Copy out the entries below precisely; nothing is to be omitted.

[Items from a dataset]
* start *

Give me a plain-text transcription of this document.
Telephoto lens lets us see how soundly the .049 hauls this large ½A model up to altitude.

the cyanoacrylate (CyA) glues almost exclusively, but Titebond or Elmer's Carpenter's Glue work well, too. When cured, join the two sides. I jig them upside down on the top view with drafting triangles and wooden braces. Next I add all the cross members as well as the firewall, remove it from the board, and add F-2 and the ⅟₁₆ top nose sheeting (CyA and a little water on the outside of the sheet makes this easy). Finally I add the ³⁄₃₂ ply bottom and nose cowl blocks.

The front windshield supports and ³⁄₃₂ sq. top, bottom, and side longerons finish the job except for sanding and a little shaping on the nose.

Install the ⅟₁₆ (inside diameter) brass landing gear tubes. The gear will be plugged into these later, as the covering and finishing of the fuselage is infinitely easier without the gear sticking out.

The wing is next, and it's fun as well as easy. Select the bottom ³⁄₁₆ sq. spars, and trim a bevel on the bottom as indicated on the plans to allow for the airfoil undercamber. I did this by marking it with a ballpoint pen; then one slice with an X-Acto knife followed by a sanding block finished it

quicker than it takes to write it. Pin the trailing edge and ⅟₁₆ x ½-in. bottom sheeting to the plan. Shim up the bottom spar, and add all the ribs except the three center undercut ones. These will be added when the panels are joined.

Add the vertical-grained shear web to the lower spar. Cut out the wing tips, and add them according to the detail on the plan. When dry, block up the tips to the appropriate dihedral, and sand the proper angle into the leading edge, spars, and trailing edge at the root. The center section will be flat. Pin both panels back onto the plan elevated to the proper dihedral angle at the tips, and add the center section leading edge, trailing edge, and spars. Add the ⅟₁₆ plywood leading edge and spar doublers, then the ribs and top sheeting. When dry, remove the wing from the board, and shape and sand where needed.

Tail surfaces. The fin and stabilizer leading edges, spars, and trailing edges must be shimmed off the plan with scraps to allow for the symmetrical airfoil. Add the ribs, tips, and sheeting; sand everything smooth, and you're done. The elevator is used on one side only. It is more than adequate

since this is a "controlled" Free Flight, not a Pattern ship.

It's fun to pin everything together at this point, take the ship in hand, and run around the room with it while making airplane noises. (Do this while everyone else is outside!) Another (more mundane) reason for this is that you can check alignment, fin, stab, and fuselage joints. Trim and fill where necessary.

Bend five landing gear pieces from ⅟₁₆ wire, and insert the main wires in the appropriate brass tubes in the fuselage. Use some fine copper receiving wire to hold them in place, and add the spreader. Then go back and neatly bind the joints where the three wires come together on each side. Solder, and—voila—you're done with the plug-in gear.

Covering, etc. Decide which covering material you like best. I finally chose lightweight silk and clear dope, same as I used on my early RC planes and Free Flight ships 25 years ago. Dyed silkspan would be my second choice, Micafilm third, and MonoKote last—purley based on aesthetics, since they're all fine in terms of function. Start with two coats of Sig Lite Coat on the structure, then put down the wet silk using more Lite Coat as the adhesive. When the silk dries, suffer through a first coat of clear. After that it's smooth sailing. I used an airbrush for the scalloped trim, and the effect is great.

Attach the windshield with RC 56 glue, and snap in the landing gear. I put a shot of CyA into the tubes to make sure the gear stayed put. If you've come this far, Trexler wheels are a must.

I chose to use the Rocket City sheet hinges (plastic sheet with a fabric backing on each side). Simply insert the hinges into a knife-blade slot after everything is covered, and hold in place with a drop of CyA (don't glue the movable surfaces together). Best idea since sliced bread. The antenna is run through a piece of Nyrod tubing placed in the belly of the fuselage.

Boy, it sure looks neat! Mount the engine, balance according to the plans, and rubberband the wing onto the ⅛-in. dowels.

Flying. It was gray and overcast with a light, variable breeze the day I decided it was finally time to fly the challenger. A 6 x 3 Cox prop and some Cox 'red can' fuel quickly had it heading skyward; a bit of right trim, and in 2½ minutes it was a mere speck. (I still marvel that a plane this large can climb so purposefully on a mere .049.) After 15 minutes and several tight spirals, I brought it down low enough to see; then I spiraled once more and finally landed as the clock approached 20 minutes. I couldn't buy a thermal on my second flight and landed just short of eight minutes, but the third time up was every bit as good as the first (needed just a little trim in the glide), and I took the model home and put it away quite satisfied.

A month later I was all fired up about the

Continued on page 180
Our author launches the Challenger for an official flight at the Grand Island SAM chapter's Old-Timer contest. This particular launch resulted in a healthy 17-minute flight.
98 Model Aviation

* end *

_Response_
Give me a plain-text transcription of this document.
Telephoto lens lets us see how soundly the .049 hauls this large ½A model up to altitude.

the cyanoacrylate (CyA) glues almost exclusively, but Titebond or Elmer's Carpenter's Glue work well, too. When cured, join the two sides. I jig them upside down on the top view with drafting triangles and wooden braces. Next I add all the cross members as well as the firewall, remove it from the board, and add F-2 and the ⅟₁₆ top nose sheeting (CyA and a little water on the outside of the sheet makes this easy). Finally I add the ³⁄₃₂ ply bottom and nose cowl blocks.

The front windshield supports and ³⁄₃₂ sq. top, bottom, and side longerons finish the job except for sanding and a little shaping on the nose.

Install the ⅟₁₆ (inside diameter) brass landing gear tubes. The gear will be plugged into these later, as the covering and finishing of the fuselage is infinitely easier without the gear sticking out.

The wing is next, and it's fun as well as easy. Select the bottom ³⁄₁₆ sq. spars, and trim a bevel on the bottom as indicated on the plans to allow for the airfoil undercamber. I did this by marking it with a ballpoint pen; then one slice with an X-Acto knife followed by a sanding block finished it

quicker than it takes to write it. Pin the trailing edge and ⅟₁₆ x ½-in. bottom sheeting to the plan. Shim up the bottom spar, and add all the ribs except the three center undercut ones. These will be added when the panels are joined.

Add the vertical-grained shear web to the lower spar. Cut out the wing tips, and add them according to the detail on the plan. When dry, block up the tips to the appropriate dihedral, and sand the proper angle into the leading edge, spars, and trailing edge at the root. The center section will be flat. Pin both panels back onto the plan elevated to the proper dihedral angle at the tips, and add the center section leading edge, trailing edge, and spars. Add the ⅟₁₆ plywood leading edge and spar doublers, then the ribs and top sheeting. When dry, remove the wing from the board, and shape and sand where needed.

Tail surfaces. The fin and stabilizer leading edges, spars, and trailing edges must be shimmed off the plan with scraps to allow for the symmetrical airfoil. Add the ribs, tips, and sheeting; sand everything smooth, and you're done. The elevator is used on one side only. It is more than adequate

since this is a "controlled" Free Flight, not a Pattern ship.

It's fun to pin everything together at this point, take the ship in hand, and run around the room with it while making airplane noises. (Do this while everyone else is outside!) Another (more mundane) reason for this is that you can check alignment, fin, stab, and fuselage joints. Trim and fill where necessary.

Bend five landing gear pieces from ⅟₁₆ wire, and insert the main wires in the appropriate brass tubes in the fuselage. Use some fine copper receiving wire to hold them in place, and add the spreader. Then go back and neatly bind the joints where the three wires come together on each side. Solder, and—voila—you're done with the plug-in gear.

Covering, etc. Decide which covering material you like best. I finally chose lightweight silk and clear dope, same as I used on my early RC planes and Free Flight ships 25 years ago. Dyed silkspan would be my second choice, Micafilm third, and MonoKote last—purley based on aesthetics, since they're all fine in terms of function. Start with two coats of Sig Lite Coat on the structure, then put down the wet silk using more Lite Coat as the adhesive. When the silk dries, suffer through a first coat of clear. After that it's smooth sailing. I used an airbrush for the scalloped trim, and the effect is great.

Attach the windshield with RC 56 glue, and snap in the landing gear. I put a shot of CyA into the tubes to make sure the gear stayed put. If you've come this far, Trexler wheels are a must.

I chose to use the Rocket City sheet hinges (plastic sheet with a fabric backing on each side). Simply insert the hinges into a knife-blade slot after everything is covered, and hold in place with a drop of CyA (don't glue the movable surfaces together). Best idea since sliced bread. The antenna is run through a piece of Nyrod tubing placed in the belly of the fuselage.

Boy, it sure looks neat! Mount the engine, balance according to the plans, and rubberband the wing onto the ⅛-in. dowels.

Flying. It was gray and overcast with a light, variable breeze the day I decided it was finally time to fly the challenger. A 6 x 3 Cox prop and some Cox 'red can' fuel quickly had it heading skyward; a bit of right trim, and in 2½ minutes it was a mere speck. (I still marvel that a plane this large can climb so purposefully on a mere .049.) After 15 minutes and several tight spirals, I brought it down low enough to see; then I spiraled once more and finally landed as the clock approached 20 minutes. I couldn't buy a thermal on my second flight and landed just short of eight minutes, but the third time up was every bit as good as the first (needed just a little trim in the glide), and I took the model home and put it away quite satisfied.

A month later I was all fired up about the

Continued on page 180
Our author launches the Challenger for an official flight at the Grand Island SAM chapter's Old-Timer contest. This particular launch resulted in a healthy 17-minute flight.
98 Model Aviation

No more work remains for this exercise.